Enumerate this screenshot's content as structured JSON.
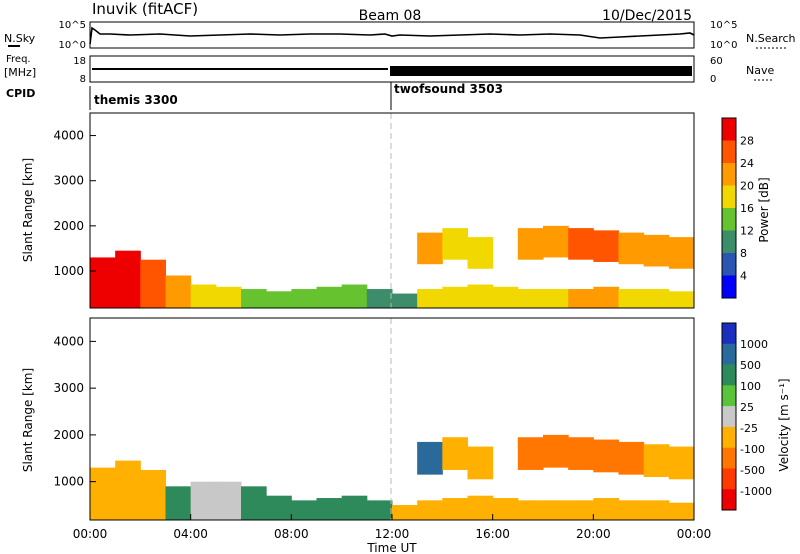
{
  "header": {
    "station": "Inuvik (fitACF)",
    "beam": "Beam 08",
    "date": "10/Dec/2015"
  },
  "top_panels": {
    "nsky_label": "N.Sky",
    "nsearch_label": "N.Search",
    "freq_label_1": "Freq.",
    "freq_label_2": "[MHz]",
    "nave_label": "Nave",
    "cpid_label": "CPID",
    "nsky_ticks": [
      "10^5",
      "10^0"
    ],
    "nsearch_ticks": [
      "10^5",
      "10^0"
    ],
    "freq_ticks": [
      "18",
      "8"
    ],
    "nave_ticks": [
      "60",
      "0"
    ]
  },
  "cpid": {
    "segments": [
      {
        "name": "themis 3300",
        "start_hour": 0
      },
      {
        "name": "twofsound 3503",
        "start_hour": 12
      }
    ]
  },
  "colors": {
    "power": [
      "#0000ff",
      "#2b55b3",
      "#3d8c6a",
      "#66c22e",
      "#f0d800",
      "#ff9a00",
      "#ff5500",
      "#ee0000"
    ],
    "velocity": [
      "#1a2fbf",
      "#2a6a9a",
      "#2e8a5a",
      "#5ac33a",
      "#c8c8c8",
      "#ffb000",
      "#ff7700",
      "#ff3a00",
      "#ee0000"
    ]
  },
  "chart_data": [
    {
      "type": "heatmap",
      "panel": "power",
      "ylabel": "Slant Range [km]",
      "ylim": [
        180,
        4500
      ],
      "yticks": [
        1000,
        2000,
        3000,
        4000
      ],
      "colorbar_label": "Power [dB]",
      "colorbar_ticks": [
        "28",
        "24",
        "20",
        "16",
        "12",
        "8",
        "4"
      ],
      "x": [
        0,
        1,
        2,
        3,
        4,
        5,
        6,
        7,
        8,
        9,
        10,
        11,
        12,
        13,
        14,
        15,
        16,
        17,
        18,
        19,
        20,
        21,
        22,
        23
      ],
      "series": [
        {
          "name": "near_band_top_km",
          "values": [
            1300,
            1450,
            1250,
            900,
            700,
            650,
            600,
            550,
            600,
            650,
            700,
            600,
            500,
            600,
            650,
            700,
            650,
            600,
            600,
            600,
            650,
            600,
            600,
            550
          ]
        },
        {
          "name": "near_band_power_db",
          "values": [
            28,
            28,
            26,
            20,
            16,
            16,
            14,
            14,
            12,
            12,
            12,
            10,
            10,
            16,
            16,
            18,
            18,
            18,
            18,
            20,
            20,
            18,
            18,
            18
          ]
        },
        {
          "name": "far_band_center_km",
          "values": [
            null,
            null,
            null,
            null,
            null,
            null,
            null,
            null,
            null,
            null,
            null,
            null,
            null,
            1500,
            1600,
            1400,
            null,
            1600,
            1650,
            1600,
            1550,
            1500,
            1450,
            1400
          ]
        },
        {
          "name": "far_band_power_db",
          "values": [
            null,
            null,
            null,
            null,
            null,
            null,
            null,
            null,
            null,
            null,
            null,
            null,
            null,
            20,
            16,
            18,
            null,
            20,
            22,
            24,
            24,
            22,
            22,
            20
          ]
        }
      ]
    },
    {
      "type": "heatmap",
      "panel": "velocity",
      "xlabel": "Time UT",
      "ylabel": "Slant Range [km]",
      "ylim": [
        180,
        4500
      ],
      "yticks": [
        1000,
        2000,
        3000,
        4000
      ],
      "xticks": [
        "00:00",
        "04:00",
        "08:00",
        "12:00",
        "16:00",
        "20:00",
        "00:00"
      ],
      "colorbar_label": "Velocity [m s⁻¹]",
      "colorbar_ticks": [
        "1000",
        "500",
        "100",
        "25",
        "-25",
        "-100",
        "-500",
        "-1000"
      ],
      "x": [
        0,
        1,
        2,
        3,
        4,
        5,
        6,
        7,
        8,
        9,
        10,
        11,
        12,
        13,
        14,
        15,
        16,
        17,
        18,
        19,
        20,
        21,
        22,
        23
      ],
      "series": [
        {
          "name": "near_band_top_km",
          "values": [
            1300,
            1450,
            1250,
            900,
            1000,
            1000,
            900,
            700,
            600,
            650,
            700,
            600,
            500,
            600,
            650,
            700,
            650,
            600,
            600,
            600,
            650,
            600,
            600,
            550
          ]
        },
        {
          "name": "near_band_velocity",
          "values": [
            -100,
            -100,
            -100,
            100,
            0,
            0,
            100,
            100,
            100,
            100,
            100,
            100,
            -100,
            -100,
            -100,
            -100,
            -100,
            -100,
            -100,
            -100,
            -100,
            -100,
            -100,
            -100
          ]
        },
        {
          "name": "far_band_center_km",
          "values": [
            null,
            null,
            null,
            null,
            null,
            null,
            null,
            null,
            null,
            null,
            null,
            null,
            null,
            1500,
            1600,
            1400,
            null,
            1600,
            1650,
            1600,
            1550,
            1500,
            1450,
            1400
          ]
        },
        {
          "name": "far_band_velocity",
          "values": [
            null,
            null,
            null,
            null,
            null,
            null,
            null,
            null,
            null,
            null,
            null,
            null,
            null,
            500,
            -100,
            -100,
            null,
            -500,
            -500,
            -500,
            -500,
            -500,
            -100,
            -100
          ]
        }
      ]
    }
  ]
}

- - - -

_Stated task:_ Skip the pictures and print each record exactly as it stands.

_In response:_
Enumerate this screenshot's content as structured JSON.
{
  "header": {
    "station": "Inuvik (fitACF)",
    "beam": "Beam 08",
    "date": "10/Dec/2015"
  },
  "top_panels": {
    "nsky_label": "N.Sky",
    "nsearch_label": "N.Search",
    "freq_label_1": "Freq.",
    "freq_label_2": "[MHz]",
    "nave_label": "Nave",
    "cpid_label": "CPID",
    "nsky_ticks": [
      "10^5",
      "10^0"
    ],
    "nsearch_ticks": [
      "10^5",
      "10^0"
    ],
    "freq_ticks": [
      "18",
      "8"
    ],
    "nave_ticks": [
      "60",
      "0"
    ]
  },
  "cpid": {
    "segments": [
      {
        "name": "themis 3300",
        "start_hour": 0
      },
      {
        "name": "twofsound 3503",
        "start_hour": 12
      }
    ]
  },
  "colors": {
    "power": [
      "#0000ff",
      "#2b55b3",
      "#3d8c6a",
      "#66c22e",
      "#f0d800",
      "#ff9a00",
      "#ff5500",
      "#ee0000"
    ],
    "velocity": [
      "#1a2fbf",
      "#2a6a9a",
      "#2e8a5a",
      "#5ac33a",
      "#c8c8c8",
      "#ffb000",
      "#ff7700",
      "#ff3a00",
      "#ee0000"
    ]
  },
  "chart_data": [
    {
      "type": "heatmap",
      "panel": "power",
      "ylabel": "Slant Range [km]",
      "ylim": [
        180,
        4500
      ],
      "yticks": [
        1000,
        2000,
        3000,
        4000
      ],
      "colorbar_label": "Power [dB]",
      "colorbar_ticks": [
        "28",
        "24",
        "20",
        "16",
        "12",
        "8",
        "4"
      ],
      "x": [
        0,
        1,
        2,
        3,
        4,
        5,
        6,
        7,
        8,
        9,
        10,
        11,
        12,
        13,
        14,
        15,
        16,
        17,
        18,
        19,
        20,
        21,
        22,
        23
      ],
      "series": [
        {
          "name": "near_band_top_km",
          "values": [
            1300,
            1450,
            1250,
            900,
            700,
            650,
            600,
            550,
            600,
            650,
            700,
            600,
            500,
            600,
            650,
            700,
            650,
            600,
            600,
            600,
            650,
            600,
            600,
            550
          ]
        },
        {
          "name": "near_band_power_db",
          "values": [
            28,
            28,
            26,
            20,
            16,
            16,
            14,
            14,
            12,
            12,
            12,
            10,
            10,
            16,
            16,
            18,
            18,
            18,
            18,
            20,
            20,
            18,
            18,
            18
          ]
        },
        {
          "name": "far_band_center_km",
          "values": [
            null,
            null,
            null,
            null,
            null,
            null,
            null,
            null,
            null,
            null,
            null,
            null,
            null,
            1500,
            1600,
            1400,
            null,
            1600,
            1650,
            1600,
            1550,
            1500,
            1450,
            1400
          ]
        },
        {
          "name": "far_band_power_db",
          "values": [
            null,
            null,
            null,
            null,
            null,
            null,
            null,
            null,
            null,
            null,
            null,
            null,
            null,
            20,
            16,
            18,
            null,
            20,
            22,
            24,
            24,
            22,
            22,
            20
          ]
        }
      ]
    },
    {
      "type": "heatmap",
      "panel": "velocity",
      "xlabel": "Time UT",
      "ylabel": "Slant Range [km]",
      "ylim": [
        180,
        4500
      ],
      "yticks": [
        1000,
        2000,
        3000,
        4000
      ],
      "xticks": [
        "00:00",
        "04:00",
        "08:00",
        "12:00",
        "16:00",
        "20:00",
        "00:00"
      ],
      "colorbar_label": "Velocity [m s⁻¹]",
      "colorbar_ticks": [
        "1000",
        "500",
        "100",
        "25",
        "-25",
        "-100",
        "-500",
        "-1000"
      ],
      "x": [
        0,
        1,
        2,
        3,
        4,
        5,
        6,
        7,
        8,
        9,
        10,
        11,
        12,
        13,
        14,
        15,
        16,
        17,
        18,
        19,
        20,
        21,
        22,
        23
      ],
      "series": [
        {
          "name": "near_band_top_km",
          "values": [
            1300,
            1450,
            1250,
            900,
            1000,
            1000,
            900,
            700,
            600,
            650,
            700,
            600,
            500,
            600,
            650,
            700,
            650,
            600,
            600,
            600,
            650,
            600,
            600,
            550
          ]
        },
        {
          "name": "near_band_velocity",
          "values": [
            -100,
            -100,
            -100,
            100,
            0,
            0,
            100,
            100,
            100,
            100,
            100,
            100,
            -100,
            -100,
            -100,
            -100,
            -100,
            -100,
            -100,
            -100,
            -100,
            -100,
            -100,
            -100
          ]
        },
        {
          "name": "far_band_center_km",
          "values": [
            null,
            null,
            null,
            null,
            null,
            null,
            null,
            null,
            null,
            null,
            null,
            null,
            null,
            1500,
            1600,
            1400,
            null,
            1600,
            1650,
            1600,
            1550,
            1500,
            1450,
            1400
          ]
        },
        {
          "name": "far_band_velocity",
          "values": [
            null,
            null,
            null,
            null,
            null,
            null,
            null,
            null,
            null,
            null,
            null,
            null,
            null,
            500,
            -100,
            -100,
            null,
            -500,
            -500,
            -500,
            -500,
            -500,
            -100,
            -100
          ]
        }
      ]
    }
  ]
}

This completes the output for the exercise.